═══ EXTRACTED MATERIAL ═══

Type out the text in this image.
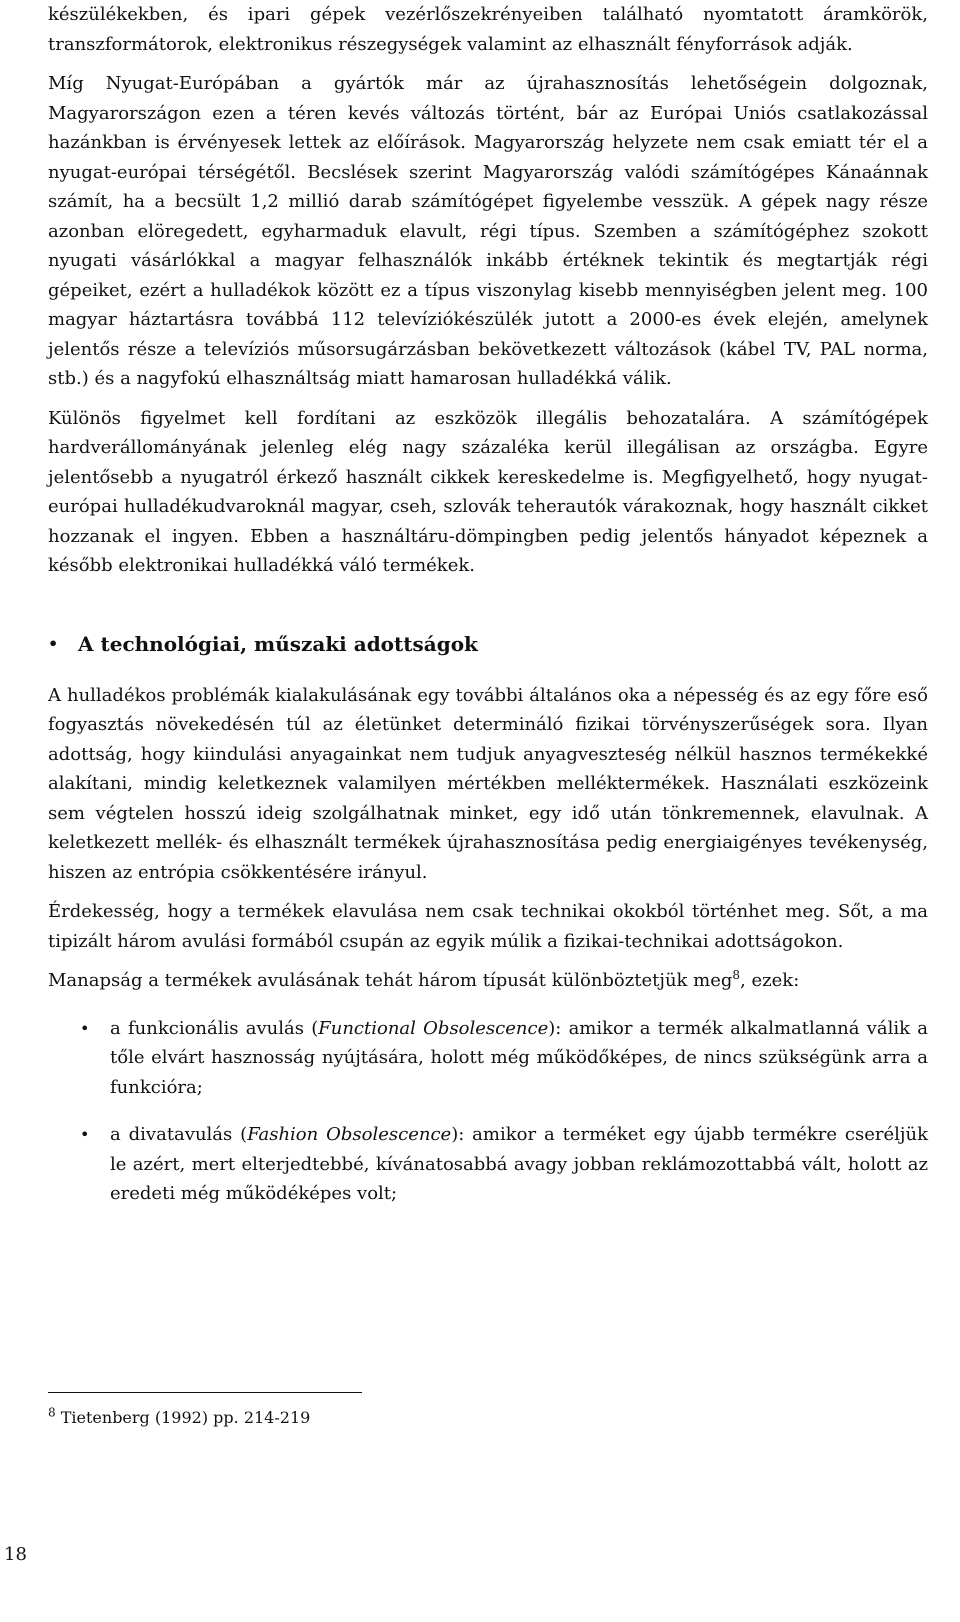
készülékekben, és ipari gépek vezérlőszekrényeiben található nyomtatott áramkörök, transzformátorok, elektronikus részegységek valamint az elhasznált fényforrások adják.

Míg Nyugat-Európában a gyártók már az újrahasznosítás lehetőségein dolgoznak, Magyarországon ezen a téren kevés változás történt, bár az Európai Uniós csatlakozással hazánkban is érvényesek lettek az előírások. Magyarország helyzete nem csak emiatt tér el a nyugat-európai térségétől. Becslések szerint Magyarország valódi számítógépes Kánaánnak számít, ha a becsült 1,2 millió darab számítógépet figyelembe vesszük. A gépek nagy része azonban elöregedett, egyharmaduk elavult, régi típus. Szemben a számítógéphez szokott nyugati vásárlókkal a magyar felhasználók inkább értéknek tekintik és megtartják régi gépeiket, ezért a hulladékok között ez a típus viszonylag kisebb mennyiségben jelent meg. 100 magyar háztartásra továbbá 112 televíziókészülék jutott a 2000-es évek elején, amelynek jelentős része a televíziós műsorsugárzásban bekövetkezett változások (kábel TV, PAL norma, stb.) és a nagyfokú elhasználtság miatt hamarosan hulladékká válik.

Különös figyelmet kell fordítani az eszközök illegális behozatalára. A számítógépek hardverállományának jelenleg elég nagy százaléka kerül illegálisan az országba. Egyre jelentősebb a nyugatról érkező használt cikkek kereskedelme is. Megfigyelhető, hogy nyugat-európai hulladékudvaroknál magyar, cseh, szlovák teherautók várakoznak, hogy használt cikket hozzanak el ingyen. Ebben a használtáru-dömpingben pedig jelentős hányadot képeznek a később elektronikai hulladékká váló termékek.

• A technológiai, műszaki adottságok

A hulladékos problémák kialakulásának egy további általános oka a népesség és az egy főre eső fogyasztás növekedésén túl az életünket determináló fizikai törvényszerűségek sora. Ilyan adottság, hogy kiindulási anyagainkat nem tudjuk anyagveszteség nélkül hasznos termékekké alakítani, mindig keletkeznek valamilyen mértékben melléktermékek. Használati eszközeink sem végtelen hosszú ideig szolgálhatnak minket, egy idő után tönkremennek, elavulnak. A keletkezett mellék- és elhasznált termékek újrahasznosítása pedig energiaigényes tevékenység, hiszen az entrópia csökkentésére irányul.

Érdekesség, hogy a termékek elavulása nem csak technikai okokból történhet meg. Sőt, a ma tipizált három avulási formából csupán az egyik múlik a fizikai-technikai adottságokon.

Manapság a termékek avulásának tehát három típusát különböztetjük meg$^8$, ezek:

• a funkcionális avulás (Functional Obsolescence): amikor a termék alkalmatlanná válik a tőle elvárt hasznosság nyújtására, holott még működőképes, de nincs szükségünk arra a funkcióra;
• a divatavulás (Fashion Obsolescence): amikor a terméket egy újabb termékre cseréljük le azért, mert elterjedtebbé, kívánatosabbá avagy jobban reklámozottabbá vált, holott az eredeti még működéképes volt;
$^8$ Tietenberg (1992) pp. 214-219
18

═══

• [WHAT IS ASKED] Give back every line exactly as it stands, pictures excluded.

• [WRITTEN REPLY]
Type out the text in this image.
készülékekben, és ipari gépek vezérlőszekrényeiben található nyomtatott áramkörök, transzformátorok, elektronikus részegységek valamint az elhasznált fényforrások adják.

Míg Nyugat-Európában a gyártók már az újrahasznosítás lehetőségein dolgoznak, Magyarországon ezen a téren kevés változás történt, bár az Európai Uniós csatlakozással hazánkban is érvényesek lettek az előírások. Magyarország helyzete nem csak emiatt tér el a nyugat-európai térségétől. Becslések szerint Magyarország valódi számítógépes Kánaánnak számít, ha a becsült 1,2 millió darab számítógépet figyelembe vesszük. A gépek nagy része azonban elöregedett, egyharmaduk elavult, régi típus. Szemben a számítógéphez szokott nyugati vásárlókkal a magyar felhasználók inkább értéknek tekintik és megtartják régi gépeiket, ezért a hulladékok között ez a típus viszonylag kisebb mennyiségben jelent meg. 100 magyar háztartásra továbbá 112 televíziókészülék jutott a 2000-es évek elején, amelynek jelentős része a televíziós műsorsugárzásban bekövetkezett változások (kábel TV, PAL norma, stb.) és a nagyfokú elhasználtság miatt hamarosan hulladékká válik.

Különös figyelmet kell fordítani az eszközök illegális behozatalára. A számítógépek hardverállományának jelenleg elég nagy százaléka kerül illegálisan az országba. Egyre jelentősebb a nyugatról érkező használt cikkek kereskedelme is. Megfigyelhető, hogy nyugat-európai hulladékudvaroknál magyar, cseh, szlovák teherautók várakoznak, hogy használt cikket hozzanak el ingyen. Ebben a használtáru-dömpingben pedig jelentős hányadot képeznek a később elektronikai hulladékká váló termékek.

• A technológiai, műszaki adottságok

A hulladékos problémák kialakulásának egy további általános oka a népesség és az egy főre eső fogyasztás növekedésén túl az életünket determináló fizikai törvényszerűségek sora. Ilyan adottság, hogy kiindulási anyagainkat nem tudjuk anyagveszteség nélkül hasznos termékekké alakítani, mindig keletkeznek valamilyen mértékben melléktermékek. Használati eszközeink sem végtelen hosszú ideig szolgálhatnak minket, egy idő után tönkremennek, elavulnak. A keletkezett mellék- és elhasznált termékek újrahasznosítása pedig energiaigényes tevékenység, hiszen az entrópia csökkentésére irányul.

Érdekesség, hogy a termékek elavulása nem csak technikai okokból történhet meg. Sőt, a ma tipizált három avulási formából csupán az egyik múlik a fizikai-technikai adottságokon.

Manapság a termékek avulásának tehát három típusát különböztetjük meg$^8$, ezek:

• a funkcionális avulás (Functional Obsolescence): amikor a termék alkalmatlanná válik a tőle elvárt hasznosság nyújtására, holott még működőképes, de nincs szükségünk arra a funkcióra;
• a divatavulás (Fashion Obsolescence): amikor a terméket egy újabb termékre cseréljük le azért, mert elterjedtebbé, kívánatosabbá avagy jobban reklámozottabbá vált, holott az eredeti még működéképes volt;
$^8$ Tietenberg (1992) pp. 214-219
18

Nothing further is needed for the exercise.